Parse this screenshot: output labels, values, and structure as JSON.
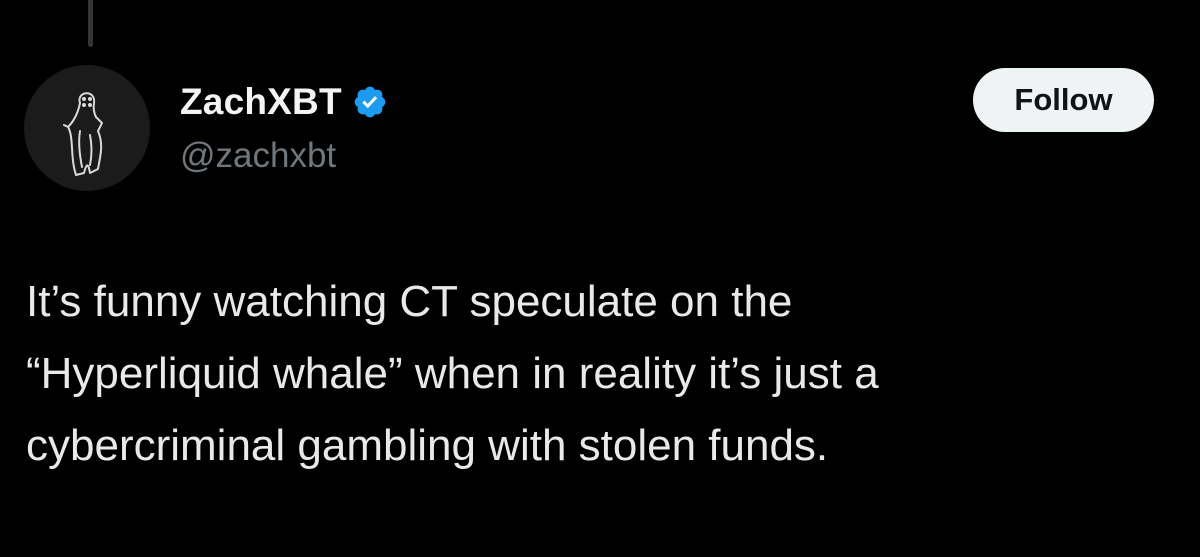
{
  "author": {
    "display_name": "ZachXBT",
    "handle": "@zachxbt",
    "verified": true,
    "verified_color": "#1d9bf0",
    "avatar_icon": "ghost-penguin-avatar"
  },
  "actions": {
    "follow_label": "Follow"
  },
  "tweet": {
    "lines": [
      "It’s funny watching CT speculate on the",
      "“Hyperliquid whale” when in reality it’s just a",
      "cybercriminal gambling with stolen funds."
    ]
  },
  "colors": {
    "background": "#000000",
    "text_primary": "#e7e9ea",
    "text_secondary": "#71767b",
    "button_bg": "#eff3f4"
  }
}
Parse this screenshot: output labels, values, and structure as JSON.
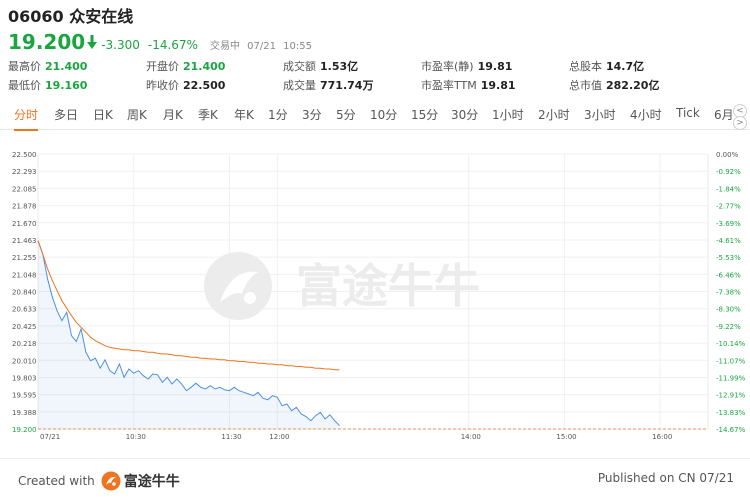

- - - - -

The exercise: All of the records above must be copied exactly, except for the pictures.

Complete answer:
Parse this screenshot: output labels, values, and structure as JSON.
{
  "author": {
    "display_name": "ZachXBT",
    "handle": "@zachxbt",
    "verified": true,
    "verified_color": "#1d9bf0",
    "avatar_icon": "ghost-penguin-avatar"
  },
  "actions": {
    "follow_label": "Follow"
  },
  "tweet": {
    "lines": [
      "It’s funny watching CT speculate on the",
      "“Hyperliquid whale” when in reality it’s just a",
      "cybercriminal gambling with stolen funds."
    ]
  },
  "colors": {
    "background": "#000000",
    "text_primary": "#e7e9ea",
    "text_secondary": "#71767b",
    "button_bg": "#eff3f4"
  }
}
Parse this screenshot: output labels, values, and structure as JSON.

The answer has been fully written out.